## Selection
[Begin]
8. The bit encoding of TDF

  1. 8.1. The Basic Encoding
  2. 8.2. Fundamental encodings
    1. 8.2.1. TDFINT
    2. 8.2.2. TDFBOOL
    3. 8.2.3. TDFSTRING
    4. 8.2.4. TDFIDENT
  3. 8.3. BITSTREAM
    1. 8.3.1. BYTESTREAM
    2. 8.3.2. BYTE_ALIGN
    3. 8.3.3. Extendable integer encoding
  4. 8.4. The TDF encoding
  5. 8.5. File Formats

This is a description of the encoding used for TDF.

Section 8.1 defines the basic level of encoding, in which integers consisting of a specified number of bits are appended to the sequence of bytes. Section 8.2 defines the second level of encoding, in which fundamental kinds of value are encoded in terms of integers of specified numbers of bits. Section 8.4 defines the third level, in which TDF is encoded using the previously defined concepts.

8.1. The Basic Encoding

TDF consists of a sequence of 8-bit bytes used to encode integers of a varying number of bits, from 1 to 32. These integers will be called basic integers.

TDF is encoded into bytes in increasing byte index, and within the byte the most significant end is filled before the least significant. Let the bits within a byte be numbered from 0 to 7, 0 denoting the least significant bit and 7 the most significant. Suppose that the bytes up to n-1 have been filled and that the next free bit in byte n is bit k. Then bits k+1 to 7 are full and bits 0 to k remain to be used. Now an integer of d bits is to be appended.

If d is less than or equal to k, the d bits will occupy bits k-d+1 to k of byte n, and the next free bit will be at bit k-d. Bit 0 of the integer will be at bit k-d+1 of the byte, and bit d-1 of the integer will be at bit k.

If d is equal to k+1, the d bits will occupy bits 0 to k of byte n and the next free bit will be bit 7 of byte n+1. Bit d-1 of the integer will be at bit k of the byte.
[End]
Spatial annotation records:
[Begin]
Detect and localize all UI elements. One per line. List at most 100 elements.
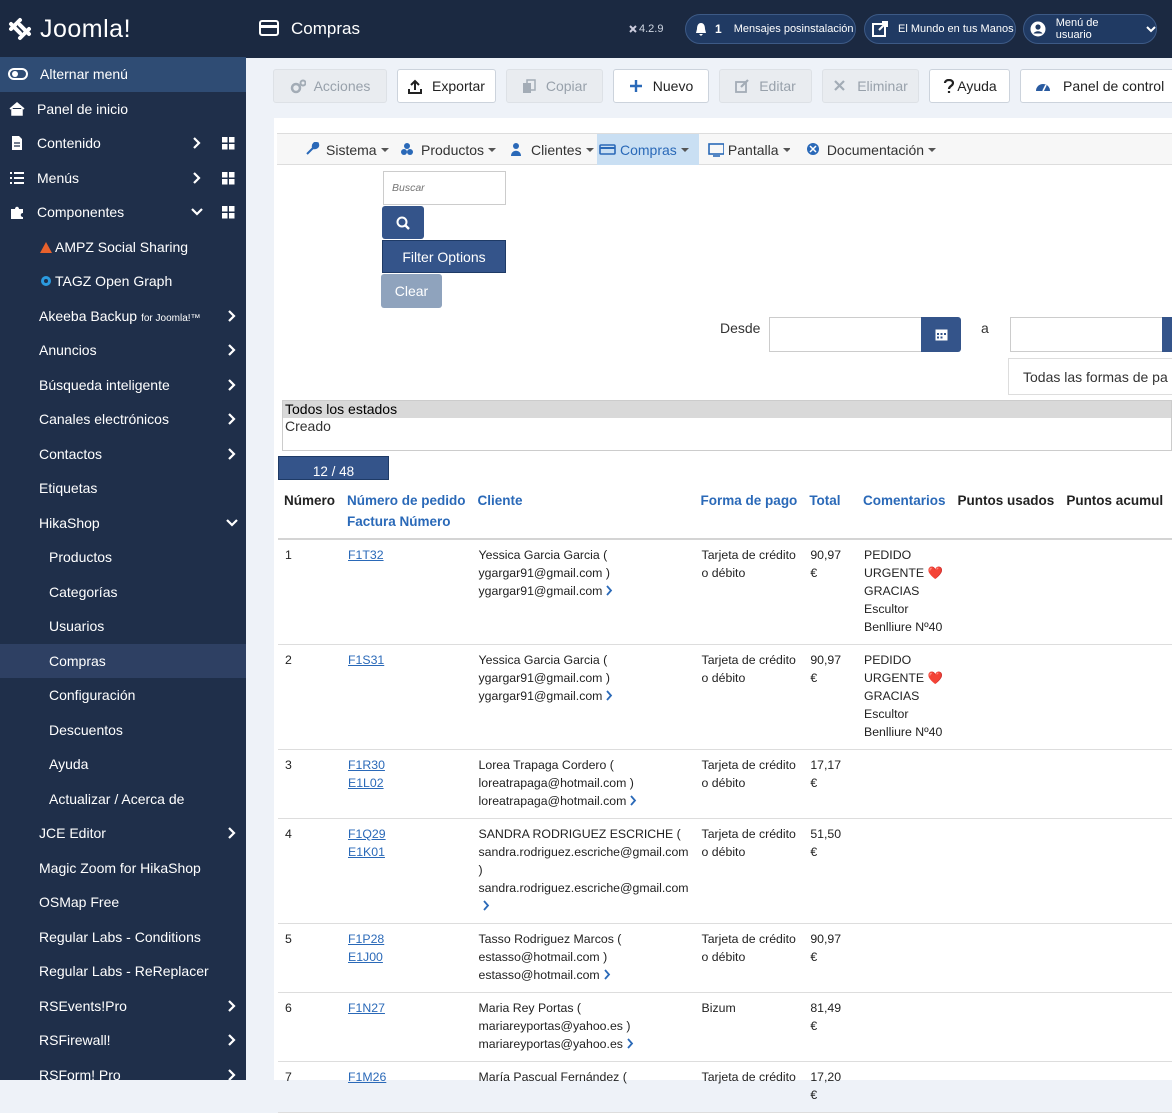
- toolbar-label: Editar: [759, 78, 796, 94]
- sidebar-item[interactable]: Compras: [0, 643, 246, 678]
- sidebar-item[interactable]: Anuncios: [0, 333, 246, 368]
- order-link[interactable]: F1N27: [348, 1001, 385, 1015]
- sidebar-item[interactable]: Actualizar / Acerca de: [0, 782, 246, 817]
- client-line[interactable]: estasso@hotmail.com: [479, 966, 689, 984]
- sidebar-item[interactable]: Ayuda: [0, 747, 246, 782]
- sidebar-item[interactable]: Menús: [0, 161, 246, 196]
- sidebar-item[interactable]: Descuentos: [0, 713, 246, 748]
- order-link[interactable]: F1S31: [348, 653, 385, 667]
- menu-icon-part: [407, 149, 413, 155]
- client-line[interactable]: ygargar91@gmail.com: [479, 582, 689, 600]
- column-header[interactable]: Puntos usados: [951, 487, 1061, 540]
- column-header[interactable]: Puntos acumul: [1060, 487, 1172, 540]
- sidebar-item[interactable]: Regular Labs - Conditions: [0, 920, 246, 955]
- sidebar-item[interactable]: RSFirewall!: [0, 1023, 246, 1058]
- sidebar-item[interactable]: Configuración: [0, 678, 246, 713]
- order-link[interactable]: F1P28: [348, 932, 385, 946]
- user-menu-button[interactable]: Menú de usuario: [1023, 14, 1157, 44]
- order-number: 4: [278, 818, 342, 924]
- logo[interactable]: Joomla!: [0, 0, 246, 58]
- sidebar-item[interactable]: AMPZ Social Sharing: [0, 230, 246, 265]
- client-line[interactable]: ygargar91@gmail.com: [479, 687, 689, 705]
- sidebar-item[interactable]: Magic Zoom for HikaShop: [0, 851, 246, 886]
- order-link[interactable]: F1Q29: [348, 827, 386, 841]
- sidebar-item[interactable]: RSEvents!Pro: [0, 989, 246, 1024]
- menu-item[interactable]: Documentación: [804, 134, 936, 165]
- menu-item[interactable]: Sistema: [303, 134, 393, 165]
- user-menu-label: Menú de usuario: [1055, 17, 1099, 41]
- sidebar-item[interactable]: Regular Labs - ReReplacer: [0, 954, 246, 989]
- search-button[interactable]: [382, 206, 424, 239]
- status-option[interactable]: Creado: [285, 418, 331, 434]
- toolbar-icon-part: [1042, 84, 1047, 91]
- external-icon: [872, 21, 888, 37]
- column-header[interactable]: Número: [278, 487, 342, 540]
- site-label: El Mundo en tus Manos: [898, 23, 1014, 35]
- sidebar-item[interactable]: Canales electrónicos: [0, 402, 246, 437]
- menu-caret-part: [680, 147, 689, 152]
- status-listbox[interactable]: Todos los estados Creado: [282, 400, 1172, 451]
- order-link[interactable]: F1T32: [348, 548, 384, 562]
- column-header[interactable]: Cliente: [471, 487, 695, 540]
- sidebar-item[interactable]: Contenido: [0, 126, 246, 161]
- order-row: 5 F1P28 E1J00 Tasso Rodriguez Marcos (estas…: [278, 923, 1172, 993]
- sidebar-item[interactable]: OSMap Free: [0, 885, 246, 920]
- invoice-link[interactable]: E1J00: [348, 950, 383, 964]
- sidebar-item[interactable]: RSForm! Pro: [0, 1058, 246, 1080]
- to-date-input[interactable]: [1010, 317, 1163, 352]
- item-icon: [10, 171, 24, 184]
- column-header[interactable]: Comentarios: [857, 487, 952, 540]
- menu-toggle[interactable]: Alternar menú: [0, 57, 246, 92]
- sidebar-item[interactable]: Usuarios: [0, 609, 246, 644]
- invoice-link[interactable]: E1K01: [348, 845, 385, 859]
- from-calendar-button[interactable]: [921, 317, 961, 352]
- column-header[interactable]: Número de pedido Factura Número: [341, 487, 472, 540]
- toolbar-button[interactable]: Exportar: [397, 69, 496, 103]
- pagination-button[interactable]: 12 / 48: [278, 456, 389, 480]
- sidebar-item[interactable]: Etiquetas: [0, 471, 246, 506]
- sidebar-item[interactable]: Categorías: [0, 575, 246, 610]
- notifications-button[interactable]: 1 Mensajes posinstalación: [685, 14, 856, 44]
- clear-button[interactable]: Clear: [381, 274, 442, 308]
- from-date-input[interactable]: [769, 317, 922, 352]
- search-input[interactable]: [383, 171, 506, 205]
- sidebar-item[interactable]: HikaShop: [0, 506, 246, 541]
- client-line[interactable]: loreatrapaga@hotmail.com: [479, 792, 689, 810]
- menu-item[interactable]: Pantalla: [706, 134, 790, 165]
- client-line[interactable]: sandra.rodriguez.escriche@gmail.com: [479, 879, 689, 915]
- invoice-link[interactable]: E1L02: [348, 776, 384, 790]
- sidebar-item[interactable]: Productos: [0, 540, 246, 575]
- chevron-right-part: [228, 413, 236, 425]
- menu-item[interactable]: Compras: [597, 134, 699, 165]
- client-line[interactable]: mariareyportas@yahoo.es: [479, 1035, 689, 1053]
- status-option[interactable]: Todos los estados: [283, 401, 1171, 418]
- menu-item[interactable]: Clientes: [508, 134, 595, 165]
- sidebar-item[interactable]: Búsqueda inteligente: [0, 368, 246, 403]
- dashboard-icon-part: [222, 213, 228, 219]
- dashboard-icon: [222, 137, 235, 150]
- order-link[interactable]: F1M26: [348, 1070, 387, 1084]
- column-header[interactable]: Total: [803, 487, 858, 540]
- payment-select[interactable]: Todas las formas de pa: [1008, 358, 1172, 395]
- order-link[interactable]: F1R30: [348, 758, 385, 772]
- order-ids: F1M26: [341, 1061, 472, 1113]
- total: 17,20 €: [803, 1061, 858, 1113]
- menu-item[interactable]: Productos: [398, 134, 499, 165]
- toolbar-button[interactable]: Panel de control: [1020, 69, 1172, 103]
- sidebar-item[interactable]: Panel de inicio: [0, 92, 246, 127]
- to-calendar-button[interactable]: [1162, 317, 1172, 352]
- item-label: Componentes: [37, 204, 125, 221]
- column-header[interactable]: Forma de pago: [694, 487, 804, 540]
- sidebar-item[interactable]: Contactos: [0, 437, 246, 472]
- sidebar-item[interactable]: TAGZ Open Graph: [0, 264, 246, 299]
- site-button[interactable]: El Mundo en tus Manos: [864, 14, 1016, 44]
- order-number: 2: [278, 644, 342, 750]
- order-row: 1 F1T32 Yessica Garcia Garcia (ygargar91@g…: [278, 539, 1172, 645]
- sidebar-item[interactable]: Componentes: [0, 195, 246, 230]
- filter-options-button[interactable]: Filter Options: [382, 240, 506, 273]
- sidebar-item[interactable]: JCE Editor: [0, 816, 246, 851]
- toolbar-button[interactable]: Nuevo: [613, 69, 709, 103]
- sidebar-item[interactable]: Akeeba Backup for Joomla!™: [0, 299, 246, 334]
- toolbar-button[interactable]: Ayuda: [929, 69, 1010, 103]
[End]
## What to work on
a: Answer these questions from the TDF encoding section:
(i) What range of bit lengths can a basic integer have?
(ii) Which bit number denotes the most significant bit of a byte?
(iii) When d is equal to k+1, where will the next free bit be?
b: Resume the TDF encoding section after its last sentence and carry it on.

## Answers to the tasks
a:
(i) From 1 to 32 bits.
(ii) Bit 7.
(iii) At bit 7 of byte n+1.

b:
If d is greater than k+1, the most significant k+1 bits of the integer will be in byte n, with bit d-1 at bit k of the byte. The remaining d-k-1 least significant bits are then encoded into the bytes, starting at byte n+1, bit 7, using the same algorithm (i.e. recursively).

8.2. Fundamental encodings

This section describes the encoding of TDFINT, TDFBOOL, TDFSTRING, TDFIDENT, BITSTREAM, BYTESTREAM, BYTE_ALIGN and extendable integers.

8.2.1. TDFINT

TDFINT encodes non-negative integers of unbounded size. The encoding uses octal digits encoded in 4-bit basic integers. The most significant octal digit is encoded first, the least significant last. For all digits except the last the 4-bit integer is the value of the octal digit. For the last digit the 4-bit integer is the value of the octal digit plus 8.

8.2.2. TDFBOOL

TDFBOOL encodes a boolean, true or false. The encoding uses a 1-bit basic integer, with 1 encoding true and 0 encoding false.

8.2.3. TDFSTRING

TDFSTRING encodes a sequence containing n non-negative integers, each of k bits. The encoding consists of, first a TDFINT giving the number of bits, second a TDFINT giving the number of integers, which may be zero. Thirdly it contains n k-bit basic integers, giving the sequence of integers required, the first integer being first in this sequence.

8.2.4. TDFIDENT

TDFIDENT also encodes a sequence containing n non-negative integers. These integers will all consist of the same number of bits, which will be a multiple of 8. It is a property of the encoding of the other constructions that TDFIDENTS will start on either bit 7 or bit 3 of a byte and end on bit 7 or bit 3 of a byte. It thus has some alignment properties which are useful to permit fast copying of sections of TDF.

The encoding consists of, first a TDFINT giving the number of bits, second a TDFINT giving the number of integers, which may be zero. If the next free bit is not bit 7 of some byte, it is moved on to bit 7 of the next byte.

Thirdly it contains n k-bit integers.

If the next free bit is not bit 7 of some byte, it is moved on to bit 7 of the next byte.

8.3. BITSTREAM

It can be useful to be able to skip a TDF construction without reading through it. BITSTREAM provides a means of doing this.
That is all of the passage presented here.